## [REQUIREMENT]
Write the data below out exactly as it stands. Do not include the pictures.

(Figure record listings)
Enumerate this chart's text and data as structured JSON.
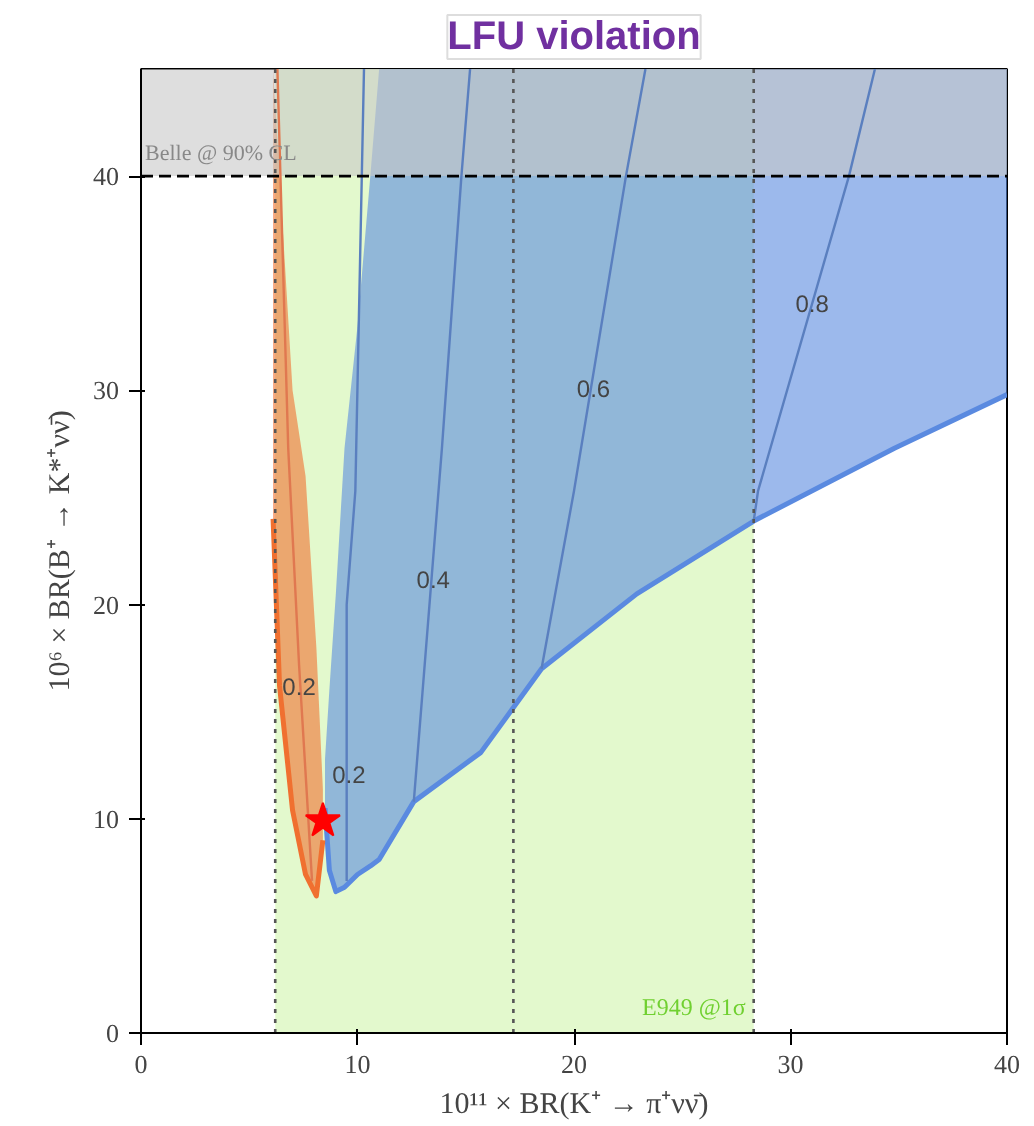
{
  "chart_data": {
    "type": "line",
    "title": "LFU violation",
    "xlabel": "10¹¹ × BR(K⁺ → π⁺νν̄)",
    "ylabel": "10⁶ × BR(B⁺ → K*⁺νν̄)",
    "xlim": [
      0,
      40
    ],
    "ylim": [
      0,
      45
    ],
    "xticks": [
      0,
      10,
      20,
      30,
      40
    ],
    "yticks": [
      0,
      10,
      20,
      30,
      40
    ],
    "grid": false,
    "series": [
      {
        "color": "#5a8ae0",
        "x": [
          8.5,
          8.7,
          9.0,
          9.4,
          10.0,
          10.6,
          11.0,
          12.6,
          15.7,
          18.5,
          22.9,
          28.3,
          34.8,
          40
        ],
        "values": [
          10.5,
          7.6,
          6.6,
          6.8,
          7.4,
          7.8,
          8.1,
          10.8,
          13.1,
          17.0,
          20.5,
          23.9,
          27.3,
          29.8
        ],
        "lower": [
          10.5,
          7.6,
          6.6,
          6.8,
          7.4,
          7.8,
          8.1,
          10.8,
          13.1,
          17.0,
          20.5,
          23.9,
          27.3,
          29.8
        ],
        "upper": [
          12.8,
          16,
          20.5,
          27.3,
          33,
          40.1,
          45,
          45,
          45,
          45,
          45,
          45,
          45,
          45
        ]
      },
      {
        "color": "#f07030",
        "x": [
          6.1,
          6.4,
          7.0,
          7.6,
          8.1,
          8.4
        ],
        "values": [
          24,
          16.2,
          10.4,
          7.4,
          6.4,
          9
        ],
        "lower": [
          24,
          16.2,
          10.4,
          7.4,
          6.4,
          9
        ],
        "upper": [
          45,
          40,
          30,
          26,
          18,
          11.4
        ]
      },
      {
        "type": "line",
        "color": "#e07850",
        "x": [
          7.9,
          7.3,
          6.8,
          6.3
        ],
        "values": [
          7.1,
          17.2,
          27.3,
          45
        ]
      },
      {
        "type": "line",
        "color": "#5a7fbf",
        "x": [
          9.5,
          9.5,
          9.9,
          10.3
        ],
        "values": [
          7.1,
          20,
          25.3,
          45
        ]
      },
      {
        "type": "line",
        "color": "#5a7fbf",
        "x": [
          12.6,
          13.9,
          14.8,
          15.2
        ],
        "values": [
          10.8,
          27.3,
          40,
          45
        ]
      },
      {
        "type": "line",
        "color": "#5a7fbf",
        "x": [
          18.5,
          20.0,
          22.4,
          23.3
        ],
        "values": [
          17.0,
          25.3,
          40,
          45
        ]
      },
      {
        "type": "line",
        "color": "#5a7fbf",
        "x": [
          28.3,
          28.5,
          32.7,
          33.9
        ],
        "values": [
          23.9,
          25.3,
          40,
          45
        ]
      },
      {
        "type": "scatter",
        "marker": "star",
        "color": "#ff0000",
        "x": [
          8.4
        ],
        "values": [
          9.9
        ]
      }
    ],
    "bands": [
      {
        "axis": "x",
        "from": 6.2,
        "to": 28.3,
        "label": "E949 @1σ",
        "color": "#e0f8c8"
      },
      {
        "axis": "y",
        "from": 40,
        "to": 45,
        "label": "Belle @ 90% CL",
        "color": "#c8c8c8"
      }
    ],
    "ref_lines": [
      {
        "axis": "y",
        "value": 40,
        "line_style": "dashed",
        "color": "#000000"
      },
      {
        "axis": "x",
        "value": 6.2,
        "line_style": "dotted",
        "color": "#555555"
      },
      {
        "axis": "x",
        "value": 17.2,
        "line_style": "dotted",
        "color": "#555555"
      },
      {
        "axis": "x",
        "value": 28.3,
        "line_style": "dotted",
        "color": "#555555"
      }
    ],
    "annotations": [
      {
        "text": "0.2",
        "x": 7.3,
        "y": 16.2
      },
      {
        "text": "0.2",
        "x": 9.6,
        "y": 12.1
      },
      {
        "text": "0.4",
        "x": 13.5,
        "y": 21.2
      },
      {
        "text": "0.6",
        "x": 20.9,
        "y": 30.1
      },
      {
        "text": "0.8",
        "x": 31.0,
        "y": 34.1
      }
    ]
  }
}
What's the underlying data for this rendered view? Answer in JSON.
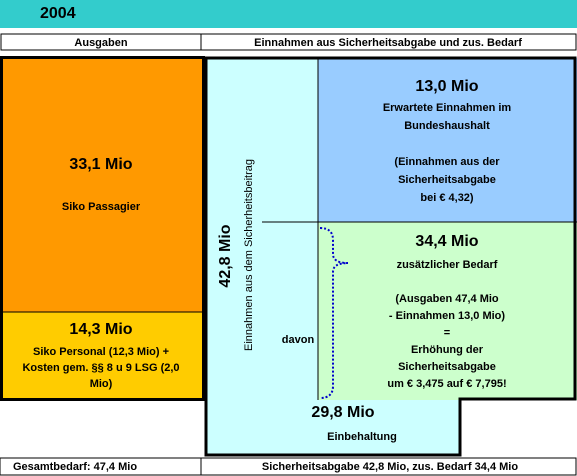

## [EXPECTED ANSWER]
Enumerate this chart's text and data as structured JSON.
{
  "chart_data": {
    "type": "line",
    "title": "LFU violation",
    "xlabel": "10¹¹ × BR(K⁺ → π⁺νν̄)",
    "ylabel": "10⁶ × BR(B⁺ → K*⁺νν̄)",
    "xlim": [
      0,
      40
    ],
    "ylim": [
      0,
      45
    ],
    "xticks": [
      0,
      10,
      20,
      30,
      40
    ],
    "yticks": [
      0,
      10,
      20,
      30,
      40
    ],
    "grid": false,
    "series": [
      {
        "color": "#5a8ae0",
        "x": [
          8.5,
          8.7,
          9.0,
          9.4,
          10.0,
          10.6,
          11.0,
          12.6,
          15.7,
          18.5,
          22.9,
          28.3,
          34.8,
          40
        ],
        "values": [
          10.5,
          7.6,
          6.6,
          6.8,
          7.4,
          7.8,
          8.1,
          10.8,
          13.1,
          17.0,
          20.5,
          23.9,
          27.3,
          29.8
        ],
        "lower": [
          10.5,
          7.6,
          6.6,
          6.8,
          7.4,
          7.8,
          8.1,
          10.8,
          13.1,
          17.0,
          20.5,
          23.9,
          27.3,
          29.8
        ],
        "upper": [
          12.8,
          16,
          20.5,
          27.3,
          33,
          40.1,
          45,
          45,
          45,
          45,
          45,
          45,
          45,
          45
        ]
      },
      {
        "color": "#f07030",
        "x": [
          6.1,
          6.4,
          7.0,
          7.6,
          8.1,
          8.4
        ],
        "values": [
          24,
          16.2,
          10.4,
          7.4,
          6.4,
          9
        ],
        "lower": [
          24,
          16.2,
          10.4,
          7.4,
          6.4,
          9
        ],
        "upper": [
          45,
          40,
          30,
          26,
          18,
          11.4
        ]
      },
      {
        "type": "line",
        "color": "#e07850",
        "x": [
          7.9,
          7.3,
          6.8,
          6.3
        ],
        "values": [
          7.1,
          17.2,
          27.3,
          45
        ]
      },
      {
        "type": "line",
        "color": "#5a7fbf",
        "x": [
          9.5,
          9.5,
          9.9,
          10.3
        ],
        "values": [
          7.1,
          20,
          25.3,
          45
        ]
      },
      {
        "type": "line",
        "color": "#5a7fbf",
        "x": [
          12.6,
          13.9,
          14.8,
          15.2
        ],
        "values": [
          10.8,
          27.3,
          40,
          45
        ]
      },
      {
        "type": "line",
        "color": "#5a7fbf",
        "x": [
          18.5,
          20.0,
          22.4,
          23.3
        ],
        "values": [
          17.0,
          25.3,
          40,
          45
        ]
      },
      {
        "type": "line",
        "color": "#5a7fbf",
        "x": [
          28.3,
          28.5,
          32.7,
          33.9
        ],
        "values": [
          23.9,
          25.3,
          40,
          45
        ]
      },
      {
        "type": "scatter",
        "marker": "star",
        "color": "#ff0000",
        "x": [
          8.4
        ],
        "values": [
          9.9
        ]
      }
    ],
    "bands": [
      {
        "axis": "x",
        "from": 6.2,
        "to": 28.3,
        "label": "E949 @1σ",
        "color": "#e0f8c8"
      },
      {
        "axis": "y",
        "from": 40,
        "to": 45,
        "label": "Belle @ 90% CL",
        "color": "#c8c8c8"
      }
    ],
    "ref_lines": [
      {
        "axis": "y",
        "value": 40,
        "line_style": "dashed",
        "color": "#000000"
      },
      {
        "axis": "x",
        "value": 6.2,
        "line_style": "dotted",
        "color": "#555555"
      },
      {
        "axis": "x",
        "value": 17.2,
        "line_style": "dotted",
        "color": "#555555"
      },
      {
        "axis": "x",
        "value": 28.3,
        "line_style": "dotted",
        "color": "#555555"
      }
    ],
    "annotations": [
      {
        "text": "0.2",
        "x": 7.3,
        "y": 16.2
      },
      {
        "text": "0.2",
        "x": 9.6,
        "y": 12.1
      },
      {
        "text": "0.4",
        "x": 13.5,
        "y": 21.2
      },
      {
        "text": "0.6",
        "x": 20.9,
        "y": 30.1
      },
      {
        "text": "0.8",
        "x": 31.0,
        "y": 34.1
      }
    ]
  }
}
What's the underlying data for this rendered view? Answer in JSON.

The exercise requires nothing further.